## SHORT PROBLEM
Rewrite every row below, replacing "Patent image size" with "Drawing size" and leaving everything else as it is. Omit the pictures from your version.

## AVAILABLE RECORDS
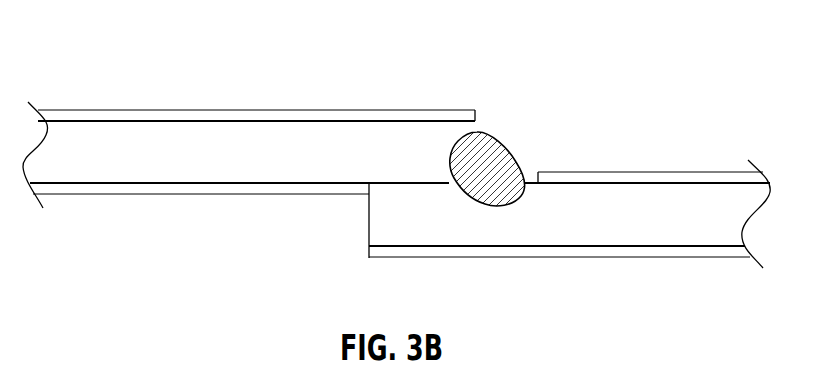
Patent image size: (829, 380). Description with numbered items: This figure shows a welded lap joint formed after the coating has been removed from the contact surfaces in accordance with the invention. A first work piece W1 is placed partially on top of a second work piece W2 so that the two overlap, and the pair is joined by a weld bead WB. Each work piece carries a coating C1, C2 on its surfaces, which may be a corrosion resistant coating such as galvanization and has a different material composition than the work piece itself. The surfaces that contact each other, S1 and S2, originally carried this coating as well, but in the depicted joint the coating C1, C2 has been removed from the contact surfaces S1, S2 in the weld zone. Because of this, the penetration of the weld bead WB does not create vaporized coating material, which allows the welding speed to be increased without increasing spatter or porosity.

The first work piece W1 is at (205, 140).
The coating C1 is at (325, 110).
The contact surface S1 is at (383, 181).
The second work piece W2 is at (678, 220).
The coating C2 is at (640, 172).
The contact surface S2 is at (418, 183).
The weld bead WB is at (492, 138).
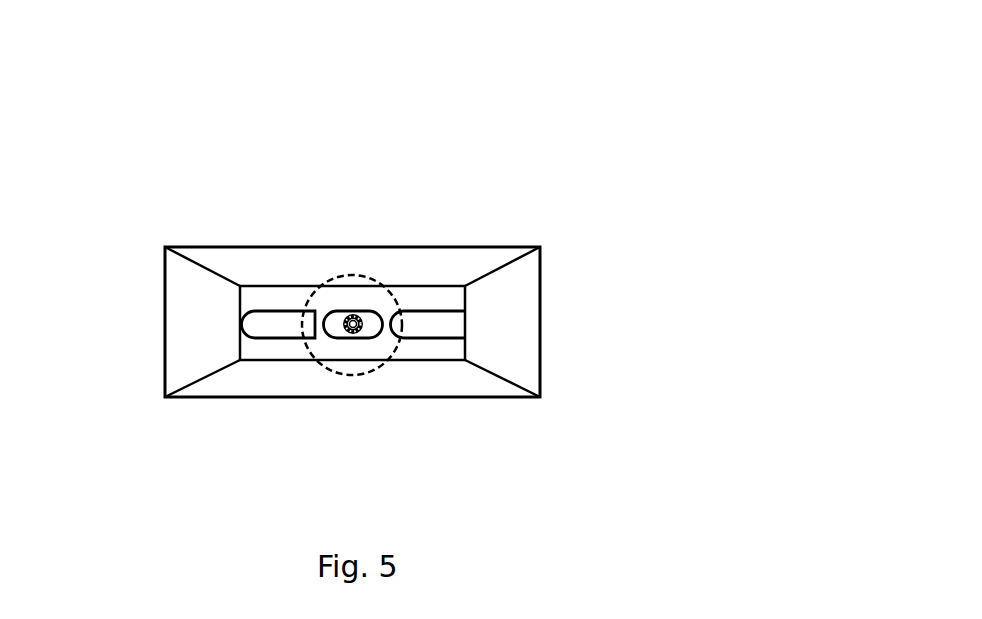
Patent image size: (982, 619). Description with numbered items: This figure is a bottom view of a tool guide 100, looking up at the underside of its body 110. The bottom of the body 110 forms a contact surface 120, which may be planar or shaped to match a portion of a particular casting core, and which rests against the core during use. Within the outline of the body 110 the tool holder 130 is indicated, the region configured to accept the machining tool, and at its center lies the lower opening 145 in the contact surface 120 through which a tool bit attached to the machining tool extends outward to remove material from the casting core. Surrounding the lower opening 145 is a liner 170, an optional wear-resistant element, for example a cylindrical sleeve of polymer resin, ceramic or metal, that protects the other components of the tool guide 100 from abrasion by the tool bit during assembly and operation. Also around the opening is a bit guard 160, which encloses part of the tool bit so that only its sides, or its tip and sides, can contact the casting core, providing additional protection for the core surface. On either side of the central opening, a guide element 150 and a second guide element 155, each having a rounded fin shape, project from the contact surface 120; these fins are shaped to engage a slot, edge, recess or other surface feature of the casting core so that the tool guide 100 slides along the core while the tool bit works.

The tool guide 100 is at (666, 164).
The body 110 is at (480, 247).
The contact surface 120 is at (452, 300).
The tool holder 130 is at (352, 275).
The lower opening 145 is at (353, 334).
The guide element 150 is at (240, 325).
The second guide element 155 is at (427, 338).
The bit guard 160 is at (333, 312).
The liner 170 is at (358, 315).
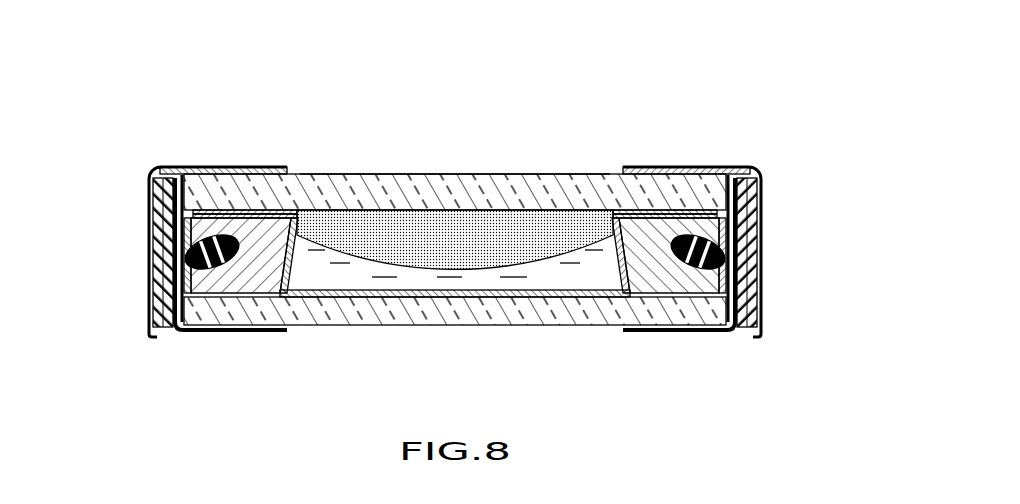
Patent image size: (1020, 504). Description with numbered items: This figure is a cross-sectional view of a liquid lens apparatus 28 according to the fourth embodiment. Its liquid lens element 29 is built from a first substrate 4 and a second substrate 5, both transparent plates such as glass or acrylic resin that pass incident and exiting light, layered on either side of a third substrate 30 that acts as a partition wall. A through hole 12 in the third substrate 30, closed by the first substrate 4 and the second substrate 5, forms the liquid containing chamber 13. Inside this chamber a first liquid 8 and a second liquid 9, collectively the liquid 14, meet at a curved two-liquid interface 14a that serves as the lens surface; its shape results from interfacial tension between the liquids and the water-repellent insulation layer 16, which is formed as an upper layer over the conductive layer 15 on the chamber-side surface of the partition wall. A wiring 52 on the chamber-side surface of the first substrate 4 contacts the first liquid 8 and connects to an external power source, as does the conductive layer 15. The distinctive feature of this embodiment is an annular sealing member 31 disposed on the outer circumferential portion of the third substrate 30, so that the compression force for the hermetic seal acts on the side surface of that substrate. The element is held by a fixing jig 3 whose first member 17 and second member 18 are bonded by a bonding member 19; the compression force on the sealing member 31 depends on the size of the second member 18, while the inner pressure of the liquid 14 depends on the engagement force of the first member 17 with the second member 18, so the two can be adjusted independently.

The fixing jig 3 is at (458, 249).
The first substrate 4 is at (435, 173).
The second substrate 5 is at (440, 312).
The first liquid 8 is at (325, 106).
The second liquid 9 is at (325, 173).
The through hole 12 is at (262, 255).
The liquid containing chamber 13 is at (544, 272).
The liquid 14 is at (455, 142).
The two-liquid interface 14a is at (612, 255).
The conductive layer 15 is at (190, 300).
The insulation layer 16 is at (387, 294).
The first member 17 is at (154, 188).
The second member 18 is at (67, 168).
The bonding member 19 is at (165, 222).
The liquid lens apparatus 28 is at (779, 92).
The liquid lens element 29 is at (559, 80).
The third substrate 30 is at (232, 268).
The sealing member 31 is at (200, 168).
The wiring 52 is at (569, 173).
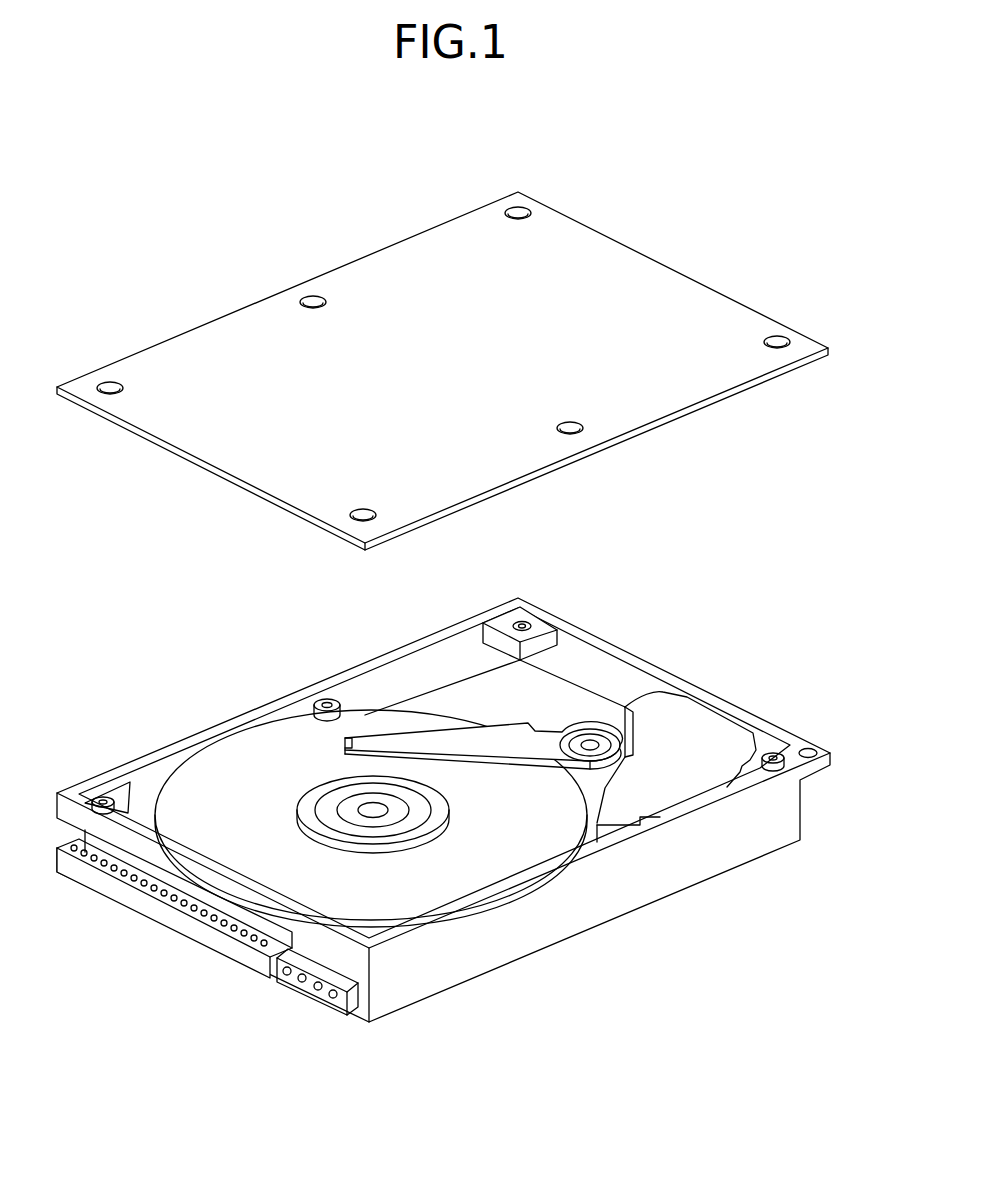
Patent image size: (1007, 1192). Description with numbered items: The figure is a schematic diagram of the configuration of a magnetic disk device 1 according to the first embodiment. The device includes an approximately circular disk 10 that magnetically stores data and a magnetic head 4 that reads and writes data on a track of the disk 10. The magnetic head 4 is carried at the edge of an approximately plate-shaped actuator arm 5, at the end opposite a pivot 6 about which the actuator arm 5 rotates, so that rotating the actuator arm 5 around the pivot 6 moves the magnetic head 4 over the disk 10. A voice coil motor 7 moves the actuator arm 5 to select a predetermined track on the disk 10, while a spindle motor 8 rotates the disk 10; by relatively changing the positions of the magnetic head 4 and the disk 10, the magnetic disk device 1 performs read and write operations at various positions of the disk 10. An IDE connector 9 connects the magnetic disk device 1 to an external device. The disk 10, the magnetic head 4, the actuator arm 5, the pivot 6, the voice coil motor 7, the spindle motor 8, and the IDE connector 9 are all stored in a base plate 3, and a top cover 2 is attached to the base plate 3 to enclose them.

## RESPONSE
Drawing size: (829, 380). Description with numbered items: This figure shows a welded lap joint formed after the coating has been removed from the contact surfaces in accordance with the invention. A first work piece W1 is placed partially on top of a second work piece W2 so that the two overlap, and the pair is joined by a weld bead WB. Each work piece carries a coating C1, C2 on its surfaces, which may be a corrosion resistant coating such as galvanization and has a different material composition than the work piece itself. The surfaces that contact each other, S1 and S2, originally carried this coating as well, but in the depicted joint the coating C1, C2 has been removed from the contact surfaces S1, S2 in the weld zone. Because of this, the penetration of the weld bead WB does not create vaporized coating material, which allows the welding speed to be increased without increasing spatter or porosity.

The first work piece W1 is at (205, 140).
The coating C1 is at (325, 110).
The contact surface S1 is at (383, 181).
The second work piece W2 is at (678, 220).
The coating C2 is at (640, 172).
The contact surface S2 is at (418, 183).
The weld bead WB is at (492, 138).
Drawing size: (982, 619). Description with numbered items: This figure is a bottom view of a tool guide 100, looking up at the underside of its body 110. The bottom of the body 110 forms a contact surface 120, which may be planar or shaped to match a portion of a particular casting core, and which rests against the core during use. Within the outline of the body 110 the tool holder 130 is indicated, the region configured to accept the machining tool, and at its center lies the lower opening 145 in the contact surface 120 through which a tool bit attached to the machining tool extends outward to remove material from the casting core. Surrounding the lower opening 145 is a liner 170, an optional wear-resistant element, for example a cylindrical sleeve of polymer resin, ceramic or metal, that protects the other components of the tool guide 100 from abrasion by the tool bit during assembly and operation. Also around the opening is a bit guard 160, which encloses part of the tool bit so that only its sides, or its tip and sides, can contact the casting core, providing additional protection for the core surface. On either side of the central opening, a guide element 150 and a second guide element 155, each having a rounded fin shape, project from the contact surface 120; these fins are shaped to engage a slot, edge, recess or other surface feature of the casting core so that the tool guide 100 slides along the core while the tool bit works.

The tool guide 100 is at (666, 164).
The body 110 is at (480, 247).
The contact surface 120 is at (452, 300).
The tool holder 130 is at (352, 275).
The lower opening 145 is at (353, 334).
The guide element 150 is at (240, 325).
The second guide element 155 is at (427, 338).
The bit guard 160 is at (333, 312).
The liner 170 is at (358, 315).
Drawing size: (1020, 504). Description with numbered items: This figure is a cross-sectional view of a liquid lens apparatus 28 according to the fourth embodiment. Its liquid lens element 29 is built from a first substrate 4 and a second substrate 5, both transparent plates such as glass or acrylic resin that pass incident and exiting light, layered on either side of a third substrate 30 that acts as a partition wall. A through hole 12 in the third substrate 30, closed by the first substrate 4 and the second substrate 5, forms the liquid containing chamber 13. Inside this chamber a first liquid 8 and a second liquid 9, collectively the liquid 14, meet at a curved two-liquid interface 14a that serves as the lens surface; its shape results from interfacial tension between the liquids and the water-repellent insulation layer 16, which is formed as an upper layer over the conductive layer 15 on the chamber-side surface of the partition wall. A wiring 52 on the chamber-side surface of the first substrate 4 contacts the first liquid 8 and connects to an external power source, as does the conductive layer 15. The distinctive feature of this embodiment is an annular sealing member 31 disposed on the outer circumferential portion of the third substrate 30, so that the compression force for the hermetic seal acts on the side surface of that substrate. The element is held by a fixing jig 3 whose first member 17 and second member 18 are bonded by a bonding member 19; the compression force on the sealing member 31 depends on the size of the second member 18, while the inner pressure of the liquid 14 depends on the engagement force of the first member 17 with the second member 18, so the two can be adjusted independently.

The fixing jig 3 is at (458, 249).
The first substrate 4 is at (435, 173).
The second substrate 5 is at (440, 312).
The first liquid 8 is at (325, 106).
The second liquid 9 is at (325, 173).
The through hole 12 is at (262, 255).
The liquid containing chamber 13 is at (544, 272).
The liquid 14 is at (455, 142).
The two-liquid interface 14a is at (612, 255).
The conductive layer 15 is at (190, 300).
The insulation layer 16 is at (387, 294).
The first member 17 is at (154, 188).
The second member 18 is at (67, 168).
The bonding member 19 is at (165, 222).
The liquid lens apparatus 28 is at (779, 92).
The liquid lens element 29 is at (559, 80).
The third substrate 30 is at (232, 268).
The sealing member 31 is at (200, 168).
The wiring 52 is at (569, 173).
Drawing size: (1007, 1192). Description with numbered items: The figure is a schematic diagram of the configuration of a magnetic disk device 1 according to the first embodiment. The device includes an approximately circular disk 10 that magnetically stores data and a magnetic head 4 that reads and writes data on a track of the disk 10. The magnetic head 4 is carried at the edge of an approximately plate-shaped actuator arm 5, at the end opposite a pivot 6 about which the actuator arm 5 rotates, so that rotating the actuator arm 5 around the pivot 6 moves the magnetic head 4 over the disk 10. A voice coil motor 7 moves the actuator arm 5 to select a predetermined track on the disk 10, while a spindle motor 8 rotates the disk 10; by relatively changing the positions of the magnetic head 4 and the disk 10, the magnetic disk device 1 performs read and write operations at various positions of the disk 10. An IDE connector 9 connects the magnetic disk device 1 to an external device. The disk 10, the magnetic head 4, the actuator arm 5, the pivot 6, the voice coil motor 7, the spindle motor 8, and the IDE connector 9 are all stored in a base plate 3, and a top cover 2 is attached to the base plate 3 to enclose them.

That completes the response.